[Prompt]:
Tally up the lines that include "color" and state that number by itself.

[Extracted material]:

▼

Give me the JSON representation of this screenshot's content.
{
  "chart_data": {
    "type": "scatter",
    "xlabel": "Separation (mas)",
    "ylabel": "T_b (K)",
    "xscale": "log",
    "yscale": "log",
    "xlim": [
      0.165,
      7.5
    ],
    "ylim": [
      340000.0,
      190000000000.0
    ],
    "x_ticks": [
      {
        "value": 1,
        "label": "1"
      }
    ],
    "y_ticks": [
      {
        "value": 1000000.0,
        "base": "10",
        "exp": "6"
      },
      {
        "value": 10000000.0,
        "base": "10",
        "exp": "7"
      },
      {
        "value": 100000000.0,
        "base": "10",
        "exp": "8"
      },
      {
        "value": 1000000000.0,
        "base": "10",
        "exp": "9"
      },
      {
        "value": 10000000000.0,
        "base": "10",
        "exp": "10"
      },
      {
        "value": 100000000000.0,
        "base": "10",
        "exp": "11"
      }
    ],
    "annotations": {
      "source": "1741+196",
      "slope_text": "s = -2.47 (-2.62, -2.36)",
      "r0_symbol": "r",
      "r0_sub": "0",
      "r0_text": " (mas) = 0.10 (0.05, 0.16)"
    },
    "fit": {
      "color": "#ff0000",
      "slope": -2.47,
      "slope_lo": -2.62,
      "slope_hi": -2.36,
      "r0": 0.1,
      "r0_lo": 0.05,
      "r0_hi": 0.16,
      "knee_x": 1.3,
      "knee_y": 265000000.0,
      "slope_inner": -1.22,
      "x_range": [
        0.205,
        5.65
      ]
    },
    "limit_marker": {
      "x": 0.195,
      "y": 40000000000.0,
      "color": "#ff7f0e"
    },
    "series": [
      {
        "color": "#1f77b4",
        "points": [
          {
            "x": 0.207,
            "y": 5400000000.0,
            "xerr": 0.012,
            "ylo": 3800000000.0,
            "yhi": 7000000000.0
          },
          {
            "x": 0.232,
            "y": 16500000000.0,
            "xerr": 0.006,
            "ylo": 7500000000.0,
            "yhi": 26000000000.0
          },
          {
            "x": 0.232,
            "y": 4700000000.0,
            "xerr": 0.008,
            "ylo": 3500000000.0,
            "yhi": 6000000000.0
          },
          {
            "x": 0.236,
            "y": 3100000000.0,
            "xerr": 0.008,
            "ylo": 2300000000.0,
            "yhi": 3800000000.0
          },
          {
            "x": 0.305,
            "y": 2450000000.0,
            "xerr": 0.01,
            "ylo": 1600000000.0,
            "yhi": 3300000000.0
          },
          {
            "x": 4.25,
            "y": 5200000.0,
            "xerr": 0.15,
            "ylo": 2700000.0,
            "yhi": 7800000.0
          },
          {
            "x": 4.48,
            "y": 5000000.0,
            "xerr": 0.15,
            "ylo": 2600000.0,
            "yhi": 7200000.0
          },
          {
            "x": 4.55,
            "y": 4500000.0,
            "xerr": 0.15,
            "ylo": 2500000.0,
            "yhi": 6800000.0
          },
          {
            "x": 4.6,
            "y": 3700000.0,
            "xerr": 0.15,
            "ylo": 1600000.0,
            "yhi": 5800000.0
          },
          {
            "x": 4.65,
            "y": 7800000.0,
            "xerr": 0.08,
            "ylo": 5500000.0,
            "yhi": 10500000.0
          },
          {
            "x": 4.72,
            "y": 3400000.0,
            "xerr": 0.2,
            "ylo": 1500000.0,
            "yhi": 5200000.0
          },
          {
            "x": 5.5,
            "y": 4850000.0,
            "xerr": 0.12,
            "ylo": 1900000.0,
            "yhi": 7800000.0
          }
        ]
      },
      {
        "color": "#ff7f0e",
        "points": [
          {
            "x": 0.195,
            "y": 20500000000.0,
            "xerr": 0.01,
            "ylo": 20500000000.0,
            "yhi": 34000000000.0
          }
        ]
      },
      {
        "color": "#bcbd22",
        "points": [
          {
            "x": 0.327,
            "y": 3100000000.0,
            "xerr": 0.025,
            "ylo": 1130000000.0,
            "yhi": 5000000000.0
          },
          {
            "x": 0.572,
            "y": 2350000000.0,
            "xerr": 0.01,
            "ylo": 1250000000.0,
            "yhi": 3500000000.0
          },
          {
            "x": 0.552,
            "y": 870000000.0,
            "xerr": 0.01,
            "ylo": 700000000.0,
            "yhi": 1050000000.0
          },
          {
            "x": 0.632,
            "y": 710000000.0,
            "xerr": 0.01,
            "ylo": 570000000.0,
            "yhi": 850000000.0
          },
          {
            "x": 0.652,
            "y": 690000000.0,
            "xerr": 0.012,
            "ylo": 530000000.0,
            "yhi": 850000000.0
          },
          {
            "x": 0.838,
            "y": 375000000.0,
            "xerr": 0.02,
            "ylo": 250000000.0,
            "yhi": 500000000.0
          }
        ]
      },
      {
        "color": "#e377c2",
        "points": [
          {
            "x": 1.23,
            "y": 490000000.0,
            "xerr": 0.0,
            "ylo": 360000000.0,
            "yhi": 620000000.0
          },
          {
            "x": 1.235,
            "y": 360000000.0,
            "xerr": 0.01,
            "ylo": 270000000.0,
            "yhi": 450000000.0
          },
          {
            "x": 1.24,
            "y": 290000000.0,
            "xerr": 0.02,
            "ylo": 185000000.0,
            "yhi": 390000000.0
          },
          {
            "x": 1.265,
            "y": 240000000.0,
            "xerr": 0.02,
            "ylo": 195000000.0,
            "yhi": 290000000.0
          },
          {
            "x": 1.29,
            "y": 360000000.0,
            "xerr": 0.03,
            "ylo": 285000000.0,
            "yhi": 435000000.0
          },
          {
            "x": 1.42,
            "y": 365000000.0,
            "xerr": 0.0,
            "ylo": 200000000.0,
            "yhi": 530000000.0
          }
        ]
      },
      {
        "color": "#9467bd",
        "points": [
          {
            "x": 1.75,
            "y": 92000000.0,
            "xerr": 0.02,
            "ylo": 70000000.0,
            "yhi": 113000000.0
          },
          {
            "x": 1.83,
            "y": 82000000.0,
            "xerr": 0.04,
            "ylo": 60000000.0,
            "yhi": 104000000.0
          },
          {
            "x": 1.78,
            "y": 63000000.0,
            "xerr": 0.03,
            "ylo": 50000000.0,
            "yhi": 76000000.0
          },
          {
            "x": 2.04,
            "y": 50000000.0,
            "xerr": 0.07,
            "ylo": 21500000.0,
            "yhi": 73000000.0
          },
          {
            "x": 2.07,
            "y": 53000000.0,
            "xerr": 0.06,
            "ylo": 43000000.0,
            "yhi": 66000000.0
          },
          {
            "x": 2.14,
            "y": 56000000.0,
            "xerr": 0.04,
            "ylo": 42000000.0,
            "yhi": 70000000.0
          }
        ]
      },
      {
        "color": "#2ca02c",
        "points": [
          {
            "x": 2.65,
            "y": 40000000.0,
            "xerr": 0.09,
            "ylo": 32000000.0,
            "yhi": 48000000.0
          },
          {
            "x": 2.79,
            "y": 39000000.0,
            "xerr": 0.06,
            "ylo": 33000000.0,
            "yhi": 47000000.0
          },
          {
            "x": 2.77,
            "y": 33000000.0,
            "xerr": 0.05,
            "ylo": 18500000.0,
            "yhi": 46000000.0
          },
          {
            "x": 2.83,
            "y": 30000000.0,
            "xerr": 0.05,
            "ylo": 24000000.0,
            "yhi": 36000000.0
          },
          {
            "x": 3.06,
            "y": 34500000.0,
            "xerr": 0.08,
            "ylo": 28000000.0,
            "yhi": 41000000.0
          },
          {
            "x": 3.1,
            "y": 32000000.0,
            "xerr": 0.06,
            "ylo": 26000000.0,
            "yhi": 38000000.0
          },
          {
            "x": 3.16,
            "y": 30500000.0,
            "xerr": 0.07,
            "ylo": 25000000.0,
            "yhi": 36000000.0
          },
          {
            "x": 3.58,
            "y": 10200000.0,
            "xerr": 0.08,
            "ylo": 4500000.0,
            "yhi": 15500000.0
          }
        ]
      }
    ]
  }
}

▲

[Full response]:
8